▸ **What you need to do**
Reproduce all of the material exactly as shown.

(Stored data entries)
▼▼▼
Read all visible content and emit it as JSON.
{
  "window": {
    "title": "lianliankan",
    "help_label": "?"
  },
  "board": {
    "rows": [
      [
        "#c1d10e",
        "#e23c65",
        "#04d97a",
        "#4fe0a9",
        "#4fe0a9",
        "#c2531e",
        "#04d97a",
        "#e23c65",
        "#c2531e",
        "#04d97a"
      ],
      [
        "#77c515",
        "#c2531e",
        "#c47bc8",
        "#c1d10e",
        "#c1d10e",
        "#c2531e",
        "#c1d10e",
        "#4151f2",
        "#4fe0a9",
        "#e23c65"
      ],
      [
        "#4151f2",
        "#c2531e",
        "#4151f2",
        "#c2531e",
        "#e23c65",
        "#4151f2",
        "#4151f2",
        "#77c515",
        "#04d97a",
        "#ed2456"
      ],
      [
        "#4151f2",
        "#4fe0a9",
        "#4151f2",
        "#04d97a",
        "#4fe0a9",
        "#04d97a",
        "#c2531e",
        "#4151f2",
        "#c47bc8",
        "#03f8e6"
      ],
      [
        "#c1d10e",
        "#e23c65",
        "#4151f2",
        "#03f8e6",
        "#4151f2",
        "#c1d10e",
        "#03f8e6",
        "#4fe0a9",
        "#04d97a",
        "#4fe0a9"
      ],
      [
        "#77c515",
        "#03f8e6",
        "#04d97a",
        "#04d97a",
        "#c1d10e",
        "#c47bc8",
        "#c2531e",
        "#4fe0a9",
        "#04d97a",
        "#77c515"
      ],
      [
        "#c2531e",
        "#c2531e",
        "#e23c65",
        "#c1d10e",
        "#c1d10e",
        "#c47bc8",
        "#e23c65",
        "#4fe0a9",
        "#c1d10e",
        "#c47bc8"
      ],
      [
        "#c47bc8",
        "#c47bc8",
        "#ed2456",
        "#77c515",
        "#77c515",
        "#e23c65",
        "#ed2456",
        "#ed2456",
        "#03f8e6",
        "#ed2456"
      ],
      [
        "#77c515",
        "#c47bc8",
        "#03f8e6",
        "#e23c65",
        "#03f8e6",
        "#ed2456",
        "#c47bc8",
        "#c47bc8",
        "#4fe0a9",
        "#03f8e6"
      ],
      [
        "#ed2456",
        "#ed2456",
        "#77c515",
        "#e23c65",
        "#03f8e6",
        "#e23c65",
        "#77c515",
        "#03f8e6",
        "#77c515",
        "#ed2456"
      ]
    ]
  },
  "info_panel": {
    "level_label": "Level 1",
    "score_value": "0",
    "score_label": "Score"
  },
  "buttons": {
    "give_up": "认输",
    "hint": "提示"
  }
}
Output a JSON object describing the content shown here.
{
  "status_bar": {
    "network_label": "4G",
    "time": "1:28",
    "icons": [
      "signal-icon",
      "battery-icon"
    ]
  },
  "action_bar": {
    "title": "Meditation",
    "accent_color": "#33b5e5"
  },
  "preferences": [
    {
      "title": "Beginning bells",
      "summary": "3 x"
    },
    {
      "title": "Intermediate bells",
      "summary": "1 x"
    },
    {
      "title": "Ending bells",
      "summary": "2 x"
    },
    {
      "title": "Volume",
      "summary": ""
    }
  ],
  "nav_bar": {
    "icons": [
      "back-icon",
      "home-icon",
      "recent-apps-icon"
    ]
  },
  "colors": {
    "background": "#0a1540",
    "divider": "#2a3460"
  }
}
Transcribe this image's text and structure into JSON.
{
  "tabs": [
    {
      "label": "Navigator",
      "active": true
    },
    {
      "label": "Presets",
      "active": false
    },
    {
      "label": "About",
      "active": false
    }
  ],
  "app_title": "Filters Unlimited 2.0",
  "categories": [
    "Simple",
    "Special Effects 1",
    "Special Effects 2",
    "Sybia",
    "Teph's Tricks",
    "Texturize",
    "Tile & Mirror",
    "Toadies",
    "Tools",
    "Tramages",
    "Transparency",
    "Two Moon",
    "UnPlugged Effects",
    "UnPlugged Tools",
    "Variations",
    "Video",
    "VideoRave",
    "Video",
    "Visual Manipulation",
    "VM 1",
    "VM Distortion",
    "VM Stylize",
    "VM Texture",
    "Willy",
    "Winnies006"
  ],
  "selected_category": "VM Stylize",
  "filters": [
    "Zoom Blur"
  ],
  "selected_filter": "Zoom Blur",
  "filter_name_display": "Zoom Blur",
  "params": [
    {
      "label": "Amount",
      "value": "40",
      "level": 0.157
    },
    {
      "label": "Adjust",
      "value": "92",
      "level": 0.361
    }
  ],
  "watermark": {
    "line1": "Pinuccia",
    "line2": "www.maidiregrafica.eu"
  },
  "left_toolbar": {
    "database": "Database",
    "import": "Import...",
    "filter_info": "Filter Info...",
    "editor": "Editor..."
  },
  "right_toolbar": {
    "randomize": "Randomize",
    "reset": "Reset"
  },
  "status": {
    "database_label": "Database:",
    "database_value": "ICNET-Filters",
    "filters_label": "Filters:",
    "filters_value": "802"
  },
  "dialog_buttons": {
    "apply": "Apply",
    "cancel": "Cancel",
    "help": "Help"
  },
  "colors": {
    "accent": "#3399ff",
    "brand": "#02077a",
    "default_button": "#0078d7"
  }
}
▲▲▲
▸ **Result**
Read all visible content and emit it as JSON.
{
  "window": {
    "title": "lianliankan",
    "help_label": "?"
  },
  "board": {
    "rows": [
      [
        "#c1d10e",
        "#e23c65",
        "#04d97a",
        "#4fe0a9",
        "#4fe0a9",
        "#c2531e",
        "#04d97a",
        "#e23c65",
        "#c2531e",
        "#04d97a"
      ],
      [
        "#77c515",
        "#c2531e",
        "#c47bc8",
        "#c1d10e",
        "#c1d10e",
        "#c2531e",
        "#c1d10e",
        "#4151f2",
        "#4fe0a9",
        "#e23c65"
      ],
      [
        "#4151f2",
        "#c2531e",
        "#4151f2",
        "#c2531e",
        "#e23c65",
        "#4151f2",
        "#4151f2",
        "#77c515",
        "#04d97a",
        "#ed2456"
      ],
      [
        "#4151f2",
        "#4fe0a9",
        "#4151f2",
        "#04d97a",
        "#4fe0a9",
        "#04d97a",
        "#c2531e",
        "#4151f2",
        "#c47bc8",
        "#03f8e6"
      ],
      [
        "#c1d10e",
        "#e23c65",
        "#4151f2",
        "#03f8e6",
        "#4151f2",
        "#c1d10e",
        "#03f8e6",
        "#4fe0a9",
        "#04d97a",
        "#4fe0a9"
      ],
      [
        "#77c515",
        "#03f8e6",
        "#04d97a",
        "#04d97a",
        "#c1d10e",
        "#c47bc8",
        "#c2531e",
        "#4fe0a9",
        "#04d97a",
        "#77c515"
      ],
      [
        "#c2531e",
        "#c2531e",
        "#e23c65",
        "#c1d10e",
        "#c1d10e",
        "#c47bc8",
        "#e23c65",
        "#4fe0a9",
        "#c1d10e",
        "#c47bc8"
      ],
      [
        "#c47bc8",
        "#c47bc8",
        "#ed2456",
        "#77c515",
        "#77c515",
        "#e23c65",
        "#ed2456",
        "#ed2456",
        "#03f8e6",
        "#ed2456"
      ],
      [
        "#77c515",
        "#c47bc8",
        "#03f8e6",
        "#e23c65",
        "#03f8e6",
        "#ed2456",
        "#c47bc8",
        "#c47bc8",
        "#4fe0a9",
        "#03f8e6"
      ],
      [
        "#ed2456",
        "#ed2456",
        "#77c515",
        "#e23c65",
        "#03f8e6",
        "#e23c65",
        "#77c515",
        "#03f8e6",
        "#77c515",
        "#ed2456"
      ]
    ]
  },
  "info_panel": {
    "level_label": "Level 1",
    "score_value": "0",
    "score_label": "Score"
  },
  "buttons": {
    "give_up": "认输",
    "hint": "提示"
  }
}
Output a JSON object describing the content shown here.
{
  "status_bar": {
    "network_label": "4G",
    "time": "1:28",
    "icons": [
      "signal-icon",
      "battery-icon"
    ]
  },
  "action_bar": {
    "title": "Meditation",
    "accent_color": "#33b5e5"
  },
  "preferences": [
    {
      "title": "Beginning bells",
      "summary": "3 x"
    },
    {
      "title": "Intermediate bells",
      "summary": "1 x"
    },
    {
      "title": "Ending bells",
      "summary": "2 x"
    },
    {
      "title": "Volume",
      "summary": ""
    }
  ],
  "nav_bar": {
    "icons": [
      "back-icon",
      "home-icon",
      "recent-apps-icon"
    ]
  },
  "colors": {
    "background": "#0a1540",
    "divider": "#2a3460"
  }
}
Transcribe this image's text and structure into JSON.
{
  "tabs": [
    {
      "label": "Navigator",
      "active": true
    },
    {
      "label": "Presets",
      "active": false
    },
    {
      "label": "About",
      "active": false
    }
  ],
  "app_title": "Filters Unlimited 2.0",
  "categories": [
    "Simple",
    "Special Effects 1",
    "Special Effects 2",
    "Sybia",
    "Teph's Tricks",
    "Texturize",
    "Tile & Mirror",
    "Toadies",
    "Tools",
    "Tramages",
    "Transparency",
    "Two Moon",
    "UnPlugged Effects",
    "UnPlugged Tools",
    "Variations",
    "Video",
    "VideoRave",
    "Video",
    "Visual Manipulation",
    "VM 1",
    "VM Distortion",
    "VM Stylize",
    "VM Texture",
    "Willy",
    "Winnies006"
  ],
  "selected_category": "VM Stylize",
  "filters": [
    "Zoom Blur"
  ],
  "selected_filter": "Zoom Blur",
  "filter_name_display": "Zoom Blur",
  "params": [
    {
      "label": "Amount",
      "value": "40",
      "level": 0.157
    },
    {
      "label": "Adjust",
      "value": "92",
      "level": 0.361
    }
  ],
  "watermark": {
    "line1": "Pinuccia",
    "line2": "www.maidiregrafica.eu"
  },
  "left_toolbar": {
    "database": "Database",
    "import": "Import...",
    "filter_info": "Filter Info...",
    "editor": "Editor..."
  },
  "right_toolbar": {
    "randomize": "Randomize",
    "reset": "Reset"
  },
  "status": {
    "database_label": "Database:",
    "database_value": "ICNET-Filters",
    "filters_label": "Filters:",
    "filters_value": "802"
  },
  "dialog_buttons": {
    "apply": "Apply",
    "cancel": "Cancel",
    "help": "Help"
  },
  "colors": {
    "accent": "#3399ff",
    "brand": "#02077a",
    "default_button": "#0078d7"
  }
}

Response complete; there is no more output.